= GIVEN ENTRIES =
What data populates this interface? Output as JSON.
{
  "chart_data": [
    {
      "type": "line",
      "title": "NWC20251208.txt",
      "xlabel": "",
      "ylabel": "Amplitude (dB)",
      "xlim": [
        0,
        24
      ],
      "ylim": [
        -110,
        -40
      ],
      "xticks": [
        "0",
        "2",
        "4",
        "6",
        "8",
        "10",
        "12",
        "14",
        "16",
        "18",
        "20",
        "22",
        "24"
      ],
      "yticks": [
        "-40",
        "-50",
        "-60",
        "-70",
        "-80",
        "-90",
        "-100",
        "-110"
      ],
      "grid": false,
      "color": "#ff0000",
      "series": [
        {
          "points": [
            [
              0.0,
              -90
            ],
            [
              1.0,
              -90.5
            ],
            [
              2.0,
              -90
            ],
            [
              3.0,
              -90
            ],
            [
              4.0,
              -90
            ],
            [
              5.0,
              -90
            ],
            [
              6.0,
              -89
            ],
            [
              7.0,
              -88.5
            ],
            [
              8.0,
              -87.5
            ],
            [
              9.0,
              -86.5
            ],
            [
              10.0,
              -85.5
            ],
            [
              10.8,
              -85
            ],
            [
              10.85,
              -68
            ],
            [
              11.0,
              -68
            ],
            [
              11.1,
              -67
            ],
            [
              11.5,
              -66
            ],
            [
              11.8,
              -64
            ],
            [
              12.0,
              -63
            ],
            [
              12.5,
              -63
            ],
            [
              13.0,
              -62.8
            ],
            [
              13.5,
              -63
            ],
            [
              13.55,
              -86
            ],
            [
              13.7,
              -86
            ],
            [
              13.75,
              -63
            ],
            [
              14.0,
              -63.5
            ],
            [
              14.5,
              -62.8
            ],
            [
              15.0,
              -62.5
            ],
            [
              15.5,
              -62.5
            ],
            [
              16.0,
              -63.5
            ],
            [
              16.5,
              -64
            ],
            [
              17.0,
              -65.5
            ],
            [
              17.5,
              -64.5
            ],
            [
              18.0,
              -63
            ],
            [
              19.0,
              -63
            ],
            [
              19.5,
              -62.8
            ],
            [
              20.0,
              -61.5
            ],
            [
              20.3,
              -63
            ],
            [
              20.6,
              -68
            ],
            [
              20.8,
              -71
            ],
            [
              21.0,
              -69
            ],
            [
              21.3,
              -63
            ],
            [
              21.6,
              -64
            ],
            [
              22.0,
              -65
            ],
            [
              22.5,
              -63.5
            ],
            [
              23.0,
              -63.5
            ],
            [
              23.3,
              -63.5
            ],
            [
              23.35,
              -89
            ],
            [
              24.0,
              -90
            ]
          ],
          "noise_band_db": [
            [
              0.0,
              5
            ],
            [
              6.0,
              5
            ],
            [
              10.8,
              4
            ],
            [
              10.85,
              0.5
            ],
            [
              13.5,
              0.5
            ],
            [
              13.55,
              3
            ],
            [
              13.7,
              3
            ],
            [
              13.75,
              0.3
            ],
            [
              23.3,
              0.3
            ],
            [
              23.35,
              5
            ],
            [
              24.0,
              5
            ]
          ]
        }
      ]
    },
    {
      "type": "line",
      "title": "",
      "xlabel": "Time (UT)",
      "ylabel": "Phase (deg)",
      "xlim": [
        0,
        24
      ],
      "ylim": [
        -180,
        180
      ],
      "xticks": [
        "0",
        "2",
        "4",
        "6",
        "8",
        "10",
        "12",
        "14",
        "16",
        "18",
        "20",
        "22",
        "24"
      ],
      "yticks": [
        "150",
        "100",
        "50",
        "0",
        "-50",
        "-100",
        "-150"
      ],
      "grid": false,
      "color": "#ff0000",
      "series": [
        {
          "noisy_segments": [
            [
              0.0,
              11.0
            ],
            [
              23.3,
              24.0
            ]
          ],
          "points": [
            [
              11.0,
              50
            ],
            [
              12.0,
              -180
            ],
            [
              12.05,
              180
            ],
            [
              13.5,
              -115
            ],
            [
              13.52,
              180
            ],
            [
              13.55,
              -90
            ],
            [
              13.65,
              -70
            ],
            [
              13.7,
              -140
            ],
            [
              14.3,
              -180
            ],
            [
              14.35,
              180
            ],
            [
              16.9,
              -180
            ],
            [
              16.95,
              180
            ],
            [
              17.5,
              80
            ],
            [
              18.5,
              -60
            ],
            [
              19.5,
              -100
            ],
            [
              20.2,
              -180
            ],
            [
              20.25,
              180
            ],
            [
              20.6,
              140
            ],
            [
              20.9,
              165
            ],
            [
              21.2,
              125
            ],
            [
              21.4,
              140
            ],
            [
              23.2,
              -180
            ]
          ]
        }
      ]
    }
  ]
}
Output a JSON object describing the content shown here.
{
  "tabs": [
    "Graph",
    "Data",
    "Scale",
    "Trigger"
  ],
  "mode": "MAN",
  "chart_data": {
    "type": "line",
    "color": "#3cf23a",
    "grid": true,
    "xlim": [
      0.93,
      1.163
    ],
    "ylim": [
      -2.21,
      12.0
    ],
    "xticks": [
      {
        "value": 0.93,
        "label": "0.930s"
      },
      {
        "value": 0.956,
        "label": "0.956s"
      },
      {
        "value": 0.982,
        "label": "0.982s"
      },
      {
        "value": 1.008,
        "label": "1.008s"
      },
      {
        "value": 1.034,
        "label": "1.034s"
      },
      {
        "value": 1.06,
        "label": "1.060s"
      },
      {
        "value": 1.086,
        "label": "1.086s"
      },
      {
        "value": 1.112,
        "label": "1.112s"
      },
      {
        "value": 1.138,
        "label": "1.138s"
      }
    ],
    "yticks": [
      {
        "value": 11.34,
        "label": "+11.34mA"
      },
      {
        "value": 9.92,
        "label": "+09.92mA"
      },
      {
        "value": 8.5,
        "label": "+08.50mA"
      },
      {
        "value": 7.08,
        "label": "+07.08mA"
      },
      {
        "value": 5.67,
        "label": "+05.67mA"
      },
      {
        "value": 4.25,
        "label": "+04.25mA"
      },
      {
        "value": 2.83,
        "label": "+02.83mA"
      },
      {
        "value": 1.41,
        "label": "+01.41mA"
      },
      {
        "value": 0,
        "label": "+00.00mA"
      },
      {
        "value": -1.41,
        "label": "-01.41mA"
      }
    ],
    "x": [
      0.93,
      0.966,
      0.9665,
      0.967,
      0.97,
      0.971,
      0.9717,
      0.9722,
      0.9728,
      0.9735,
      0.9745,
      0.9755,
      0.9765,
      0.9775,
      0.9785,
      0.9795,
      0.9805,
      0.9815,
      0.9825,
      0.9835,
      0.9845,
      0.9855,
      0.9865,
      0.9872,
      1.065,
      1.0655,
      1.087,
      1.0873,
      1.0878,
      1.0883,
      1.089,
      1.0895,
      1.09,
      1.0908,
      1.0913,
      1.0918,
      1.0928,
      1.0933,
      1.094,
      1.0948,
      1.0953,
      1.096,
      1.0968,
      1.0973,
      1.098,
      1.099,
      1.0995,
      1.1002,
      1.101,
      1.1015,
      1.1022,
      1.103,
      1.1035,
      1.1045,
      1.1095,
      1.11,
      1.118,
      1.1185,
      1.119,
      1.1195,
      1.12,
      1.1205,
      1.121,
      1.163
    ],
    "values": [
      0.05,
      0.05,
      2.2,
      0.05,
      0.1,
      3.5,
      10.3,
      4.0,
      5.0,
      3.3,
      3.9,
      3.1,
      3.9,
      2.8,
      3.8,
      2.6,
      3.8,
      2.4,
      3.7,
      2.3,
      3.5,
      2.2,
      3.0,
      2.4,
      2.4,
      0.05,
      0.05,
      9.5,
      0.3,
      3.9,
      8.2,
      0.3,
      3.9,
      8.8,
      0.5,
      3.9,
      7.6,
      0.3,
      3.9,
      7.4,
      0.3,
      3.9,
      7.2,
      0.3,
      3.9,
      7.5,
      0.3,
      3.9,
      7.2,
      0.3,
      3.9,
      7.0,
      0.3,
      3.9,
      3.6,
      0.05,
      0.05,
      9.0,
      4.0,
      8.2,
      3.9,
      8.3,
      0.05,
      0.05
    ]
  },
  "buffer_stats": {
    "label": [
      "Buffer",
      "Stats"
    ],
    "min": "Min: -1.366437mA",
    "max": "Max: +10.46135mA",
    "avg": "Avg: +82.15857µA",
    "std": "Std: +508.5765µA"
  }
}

= YOUR OBJECTIVE =
Identify and list each line with the word "ylabel".

= SOLUTION TO THIS EXERCISE =
      "ylabel": "Amplitude (dB)",
      "ylabel": "Phase (deg)",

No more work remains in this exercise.